WHAT IS NEEDED => Pull every line holding the string "name" from the records below.

== == ==

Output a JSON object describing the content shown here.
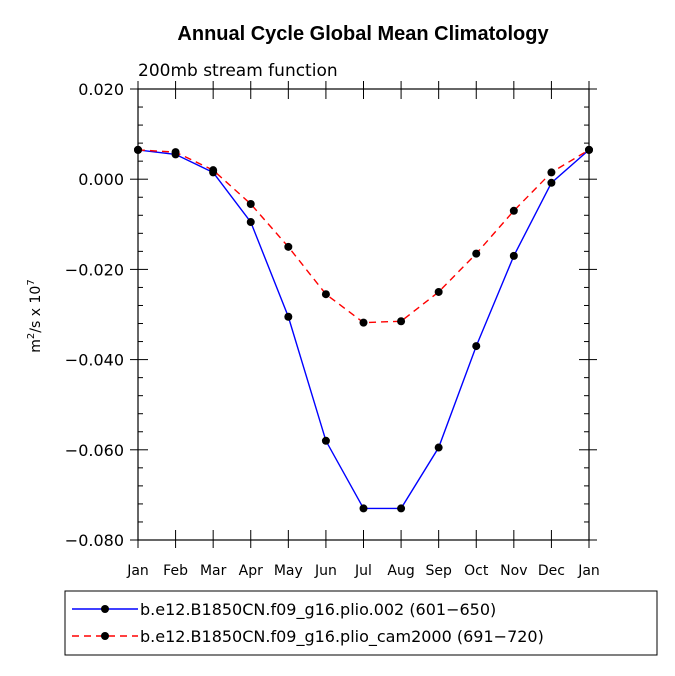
{
  "chart_data": {
    "type": "line",
    "title": "Annual Cycle Global Mean Climatology",
    "subtitle": "200mb stream function",
    "ylabel_base": "m",
    "ylabel_sup1": "2",
    "ylabel_mid": "/s x 10",
    "ylabel_sup2": "7",
    "categories": [
      "Jan",
      "Feb",
      "Mar",
      "Apr",
      "May",
      "Jun",
      "Jul",
      "Aug",
      "Sep",
      "Oct",
      "Nov",
      "Dec",
      "Jan"
    ],
    "ylim": [
      -0.08,
      0.02
    ],
    "yticks": [
      0.02,
      0.0,
      -0.02,
      -0.04,
      -0.06,
      -0.08
    ],
    "ytick_labels": [
      "0.020",
      "0.000",
      "−0.020",
      "−0.040",
      "−0.060",
      "−0.080"
    ],
    "legend_placement": "bottom",
    "series": [
      {
        "name": "b.e12.B1850CN.f09_g16.plio.002 (601−650)",
        "color": "#0000ff",
        "dash": "solid",
        "values": [
          0.0065,
          0.0055,
          0.0015,
          -0.0095,
          -0.0305,
          -0.058,
          -0.073,
          -0.073,
          -0.0595,
          -0.037,
          -0.017,
          -0.0008,
          0.0065
        ]
      },
      {
        "name": "b.e12.B1850CN.f09_g16.plio_cam2000 (691−720)",
        "color": "#ff0000",
        "dash": "dashed",
        "values": [
          0.0065,
          0.006,
          0.002,
          -0.0055,
          -0.015,
          -0.0255,
          -0.0318,
          -0.0315,
          -0.025,
          -0.0165,
          -0.007,
          0.0015,
          0.0065
        ]
      }
    ]
  }
}
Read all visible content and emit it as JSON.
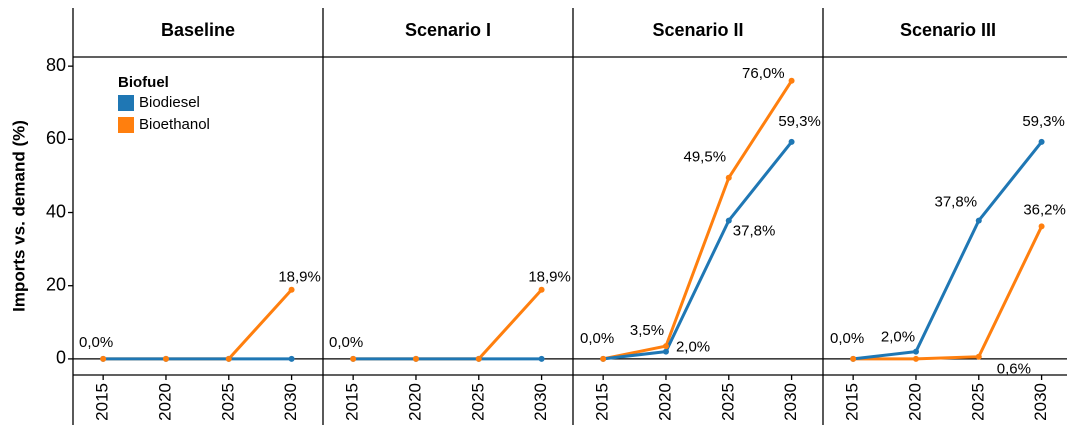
{
  "chart_data": {
    "type": "line",
    "ylabel": "Imports vs. demand (%)",
    "legend": {
      "title": "Biofuel",
      "corner": "top-left"
    },
    "x": [
      2015,
      2020,
      2025,
      2030
    ],
    "xlim": [
      2012.6,
      2032.5
    ],
    "xticks": [
      2015,
      2020,
      2025,
      2030
    ],
    "ylim": [
      -4.4,
      82.5
    ],
    "yticks": [
      0,
      20,
      40,
      60,
      80
    ],
    "hline": 0,
    "series": [
      {
        "name": "Biodiesel",
        "color": "#1f77b4"
      },
      {
        "name": "Bioethanol",
        "color": "#ff7f0e"
      }
    ],
    "facets": [
      {
        "title": "Baseline",
        "values": [
          [
            0,
            0,
            0,
            0
          ],
          [
            0,
            0,
            0,
            18.9
          ]
        ],
        "value_labels": [
          [
            null,
            null,
            null,
            null
          ],
          [
            "0,0%",
            null,
            null,
            "18,9%"
          ]
        ]
      },
      {
        "title": "Scenario I",
        "values": [
          [
            0,
            0,
            0,
            0
          ],
          [
            0,
            0,
            0,
            18.9
          ]
        ],
        "value_labels": [
          [
            null,
            null,
            null,
            null
          ],
          [
            "0,0%",
            null,
            null,
            "18,9%"
          ]
        ]
      },
      {
        "title": "Scenario II",
        "values": [
          [
            0,
            2.0,
            37.8,
            59.3
          ],
          [
            0,
            3.5,
            49.5,
            76.0
          ]
        ],
        "value_labels": [
          [
            null,
            "2,0%",
            "37,8%",
            "59,3%"
          ],
          [
            "0,0%",
            "3,5%",
            "49,5%",
            "76,0%"
          ]
        ]
      },
      {
        "title": "Scenario III",
        "values": [
          [
            0,
            2.0,
            37.8,
            59.3
          ],
          [
            0,
            0,
            0.6,
            36.2
          ]
        ],
        "value_labels": [
          [
            null,
            "2,0%",
            "37,8%",
            "59,3%"
          ],
          [
            "0,0%",
            null,
            "0,6%",
            "36,2%"
          ]
        ]
      }
    ]
  }
}
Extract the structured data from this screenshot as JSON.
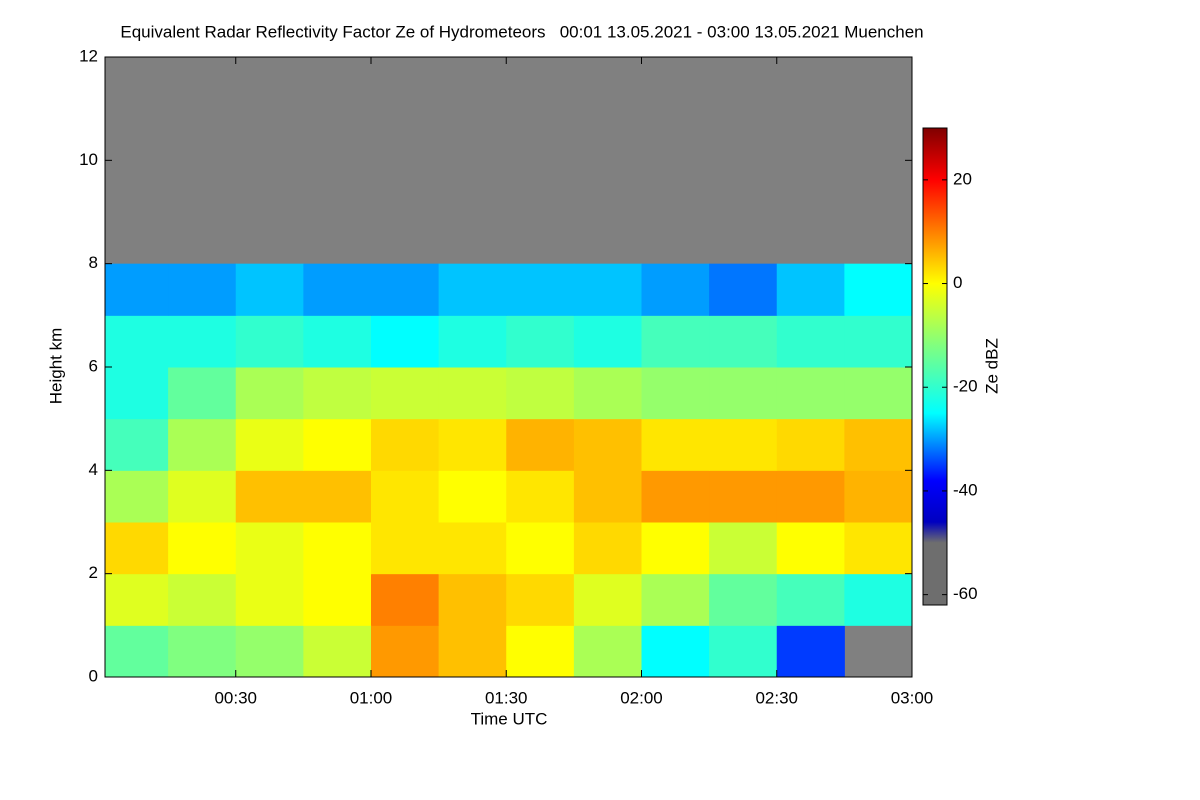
{
  "chart_data": {
    "type": "heatmap",
    "title": "Equivalent Radar Reflectivity Factor Ze of Hydrometeors   00:01 13.05.2021 - 03:00 13.05.2021 Muenchen",
    "x_label": "Time UTC",
    "y_label": "Height km",
    "colorbar_label": "Ze dBZ",
    "xlim": [
      1,
      180
    ],
    "xticks": [
      {
        "value": 30,
        "label": "00:30"
      },
      {
        "value": 60,
        "label": "01:00"
      },
      {
        "value": 90,
        "label": "01:30"
      },
      {
        "value": 120,
        "label": "02:00"
      },
      {
        "value": 150,
        "label": "02:30"
      },
      {
        "value": 180,
        "label": "03:00"
      }
    ],
    "ylim": [
      0,
      12
    ],
    "yticks": [
      0,
      2,
      4,
      6,
      8,
      10,
      12
    ],
    "clim": [
      -62,
      30
    ],
    "cticks": [
      -60,
      -40,
      -20,
      0,
      20
    ],
    "no_data_color": "#808080",
    "colormap": [
      {
        "value": -62,
        "color": "#6e6e6e"
      },
      {
        "value": -50,
        "color": "#6e6e6e"
      },
      {
        "value": -46,
        "color": "#0000c0"
      },
      {
        "value": -38,
        "color": "#0000ff"
      },
      {
        "value": -25,
        "color": "#00ffff"
      },
      {
        "value": -12,
        "color": "#80ff80"
      },
      {
        "value": 0,
        "color": "#ffff00"
      },
      {
        "value": 10,
        "color": "#ff8000"
      },
      {
        "value": 20,
        "color": "#ff0000"
      },
      {
        "value": 30,
        "color": "#800000"
      }
    ],
    "x_bins": [
      1,
      15,
      30,
      45,
      60,
      75,
      90,
      105,
      120,
      135,
      150,
      165,
      180
    ],
    "y_bins": [
      0,
      1,
      2,
      3,
      4,
      5,
      6,
      7,
      8,
      9,
      10,
      11,
      12
    ],
    "z": [
      [
        -15,
        -12,
        -10,
        -5,
        8,
        5,
        0,
        -8,
        -25,
        -20,
        -35,
        null
      ],
      [
        -3,
        -5,
        -2,
        0,
        10,
        5,
        3,
        -3,
        -8,
        -15,
        -18,
        -22
      ],
      [
        3,
        0,
        -2,
        0,
        2,
        2,
        0,
        3,
        0,
        -5,
        0,
        2
      ],
      [
        -8,
        -3,
        5,
        5,
        2,
        0,
        2,
        5,
        8,
        8,
        8,
        6
      ],
      [
        -18,
        -8,
        -2,
        0,
        3,
        2,
        6,
        5,
        2,
        2,
        3,
        5
      ],
      [
        -22,
        -15,
        -8,
        -6,
        -5,
        -5,
        -6,
        -8,
        -10,
        -10,
        -10,
        -10
      ],
      [
        -22,
        -22,
        -20,
        -22,
        -25,
        -22,
        -20,
        -22,
        -18,
        -18,
        -20,
        -20
      ],
      [
        -30,
        -30,
        -28,
        -30,
        -30,
        -28,
        -28,
        -28,
        -30,
        -32,
        -28,
        -25
      ],
      [
        null,
        null,
        null,
        null,
        null,
        null,
        null,
        null,
        null,
        null,
        null,
        null
      ],
      [
        null,
        null,
        null,
        null,
        null,
        null,
        null,
        null,
        null,
        null,
        null,
        null
      ],
      [
        null,
        null,
        null,
        null,
        null,
        null,
        null,
        null,
        null,
        null,
        null,
        null
      ],
      [
        null,
        null,
        null,
        null,
        null,
        null,
        null,
        null,
        null,
        null,
        null,
        null
      ]
    ]
  }
}
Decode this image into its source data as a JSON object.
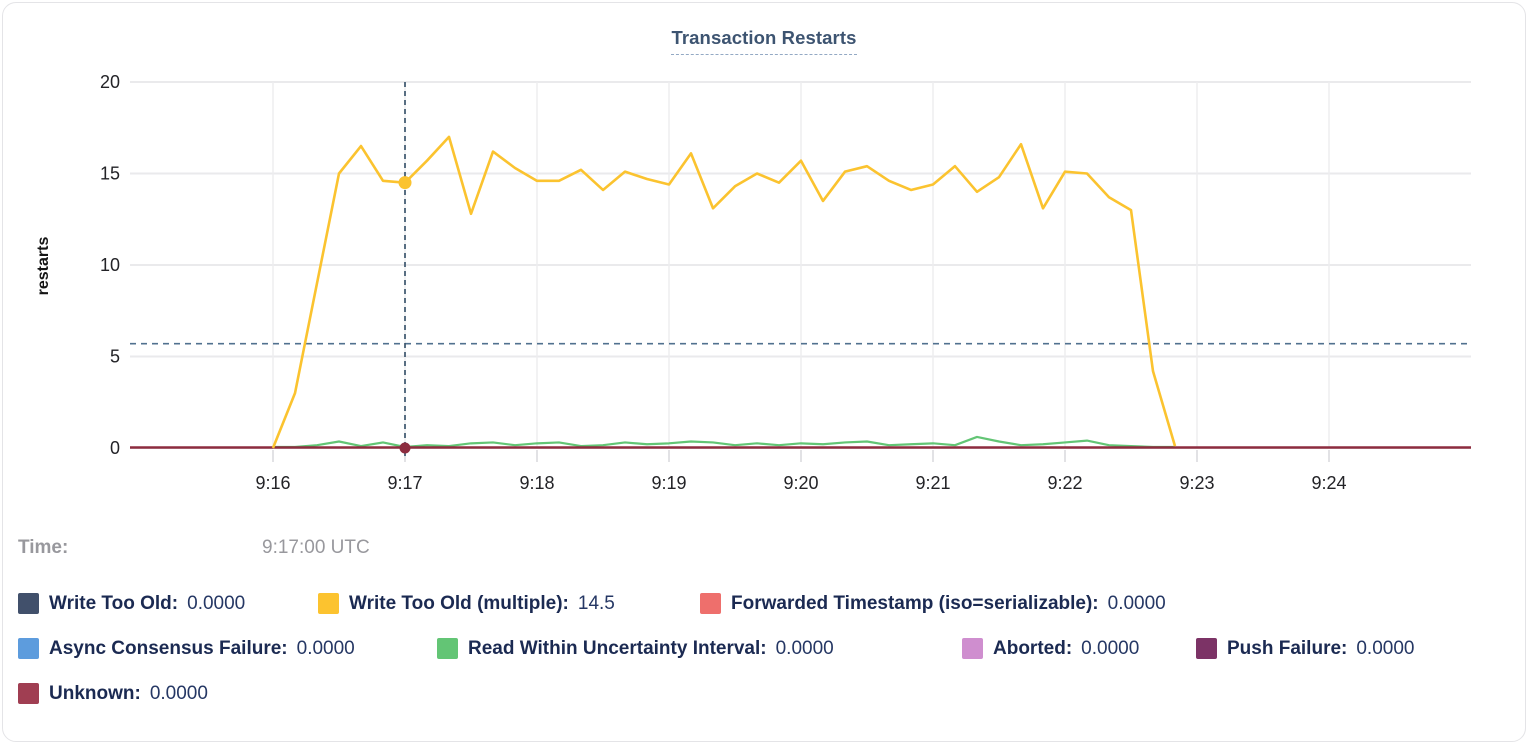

== == ==

EXERCISE ANSWER =>
        "name": "b.e12.B1850CN.f09_g16.plio.002 (601−650)",
        "name": "b.e12.B1850CN.f09_g16.plio_cam2000 (691−720)",
        "name": "Biodiesel",
        "name": "Bioethanol",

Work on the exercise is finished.